--- START OF Stored data ---

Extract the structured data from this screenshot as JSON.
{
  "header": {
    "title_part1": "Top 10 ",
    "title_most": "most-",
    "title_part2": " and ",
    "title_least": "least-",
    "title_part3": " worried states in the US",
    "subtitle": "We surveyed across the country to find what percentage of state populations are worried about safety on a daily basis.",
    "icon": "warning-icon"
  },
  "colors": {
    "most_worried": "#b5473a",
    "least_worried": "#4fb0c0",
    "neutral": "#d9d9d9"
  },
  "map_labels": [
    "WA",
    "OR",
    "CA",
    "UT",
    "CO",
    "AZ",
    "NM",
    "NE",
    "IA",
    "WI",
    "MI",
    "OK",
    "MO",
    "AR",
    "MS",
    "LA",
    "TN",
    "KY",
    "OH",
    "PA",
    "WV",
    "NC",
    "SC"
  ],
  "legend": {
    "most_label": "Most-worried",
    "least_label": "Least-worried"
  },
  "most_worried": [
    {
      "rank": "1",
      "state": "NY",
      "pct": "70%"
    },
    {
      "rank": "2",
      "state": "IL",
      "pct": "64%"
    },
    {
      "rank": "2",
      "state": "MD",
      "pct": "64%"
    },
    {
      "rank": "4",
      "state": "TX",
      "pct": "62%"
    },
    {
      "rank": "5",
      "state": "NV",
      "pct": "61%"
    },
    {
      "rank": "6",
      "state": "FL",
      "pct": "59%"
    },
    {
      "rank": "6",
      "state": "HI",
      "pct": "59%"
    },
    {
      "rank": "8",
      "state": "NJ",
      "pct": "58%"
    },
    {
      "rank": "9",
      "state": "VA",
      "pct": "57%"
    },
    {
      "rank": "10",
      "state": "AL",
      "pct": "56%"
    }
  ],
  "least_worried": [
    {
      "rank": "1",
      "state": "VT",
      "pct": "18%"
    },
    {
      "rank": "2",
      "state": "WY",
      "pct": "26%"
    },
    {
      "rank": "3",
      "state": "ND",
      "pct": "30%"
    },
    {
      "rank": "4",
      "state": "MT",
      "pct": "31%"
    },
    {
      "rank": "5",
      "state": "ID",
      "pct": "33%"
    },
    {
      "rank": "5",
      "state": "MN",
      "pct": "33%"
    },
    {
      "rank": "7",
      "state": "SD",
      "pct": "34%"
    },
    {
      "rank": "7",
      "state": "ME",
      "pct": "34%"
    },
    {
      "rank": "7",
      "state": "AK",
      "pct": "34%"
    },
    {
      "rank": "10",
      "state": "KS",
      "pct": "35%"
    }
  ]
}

--- END OF Stored data ---

Task description: Copy down the material exactly as written.

Task output:
Extract the structured data from this screenshot as JSON.
{
  "header": {
    "title_part1": "Top 10 ",
    "title_most": "most-",
    "title_part2": " and ",
    "title_least": "least-",
    "title_part3": " worried states in the US",
    "subtitle": "We surveyed across the country to find what percentage of state populations are worried about safety on a daily basis.",
    "icon": "warning-icon"
  },
  "colors": {
    "most_worried": "#b5473a",
    "least_worried": "#4fb0c0",
    "neutral": "#d9d9d9"
  },
  "map_labels": [
    "WA",
    "OR",
    "CA",
    "UT",
    "CO",
    "AZ",
    "NM",
    "NE",
    "IA",
    "WI",
    "MI",
    "OK",
    "MO",
    "AR",
    "MS",
    "LA",
    "TN",
    "KY",
    "OH",
    "PA",
    "WV",
    "NC",
    "SC"
  ],
  "legend": {
    "most_label": "Most-worried",
    "least_label": "Least-worried"
  },
  "most_worried": [
    {
      "rank": "1",
      "state": "NY",
      "pct": "70%"
    },
    {
      "rank": "2",
      "state": "IL",
      "pct": "64%"
    },
    {
      "rank": "2",
      "state": "MD",
      "pct": "64%"
    },
    {
      "rank": "4",
      "state": "TX",
      "pct": "62%"
    },
    {
      "rank": "5",
      "state": "NV",
      "pct": "61%"
    },
    {
      "rank": "6",
      "state": "FL",
      "pct": "59%"
    },
    {
      "rank": "6",
      "state": "HI",
      "pct": "59%"
    },
    {
      "rank": "8",
      "state": "NJ",
      "pct": "58%"
    },
    {
      "rank": "9",
      "state": "VA",
      "pct": "57%"
    },
    {
      "rank": "10",
      "state": "AL",
      "pct": "56%"
    }
  ],
  "least_worried": [
    {
      "rank": "1",
      "state": "VT",
      "pct": "18%"
    },
    {
      "rank": "2",
      "state": "WY",
      "pct": "26%"
    },
    {
      "rank": "3",
      "state": "ND",
      "pct": "30%"
    },
    {
      "rank": "4",
      "state": "MT",
      "pct": "31%"
    },
    {
      "rank": "5",
      "state": "ID",
      "pct": "33%"
    },
    {
      "rank": "5",
      "state": "MN",
      "pct": "33%"
    },
    {
      "rank": "7",
      "state": "SD",
      "pct": "34%"
    },
    {
      "rank": "7",
      "state": "ME",
      "pct": "34%"
    },
    {
      "rank": "7",
      "state": "AK",
      "pct": "34%"
    },
    {
      "rank": "10",
      "state": "KS",
      "pct": "35%"
    }
  ]
}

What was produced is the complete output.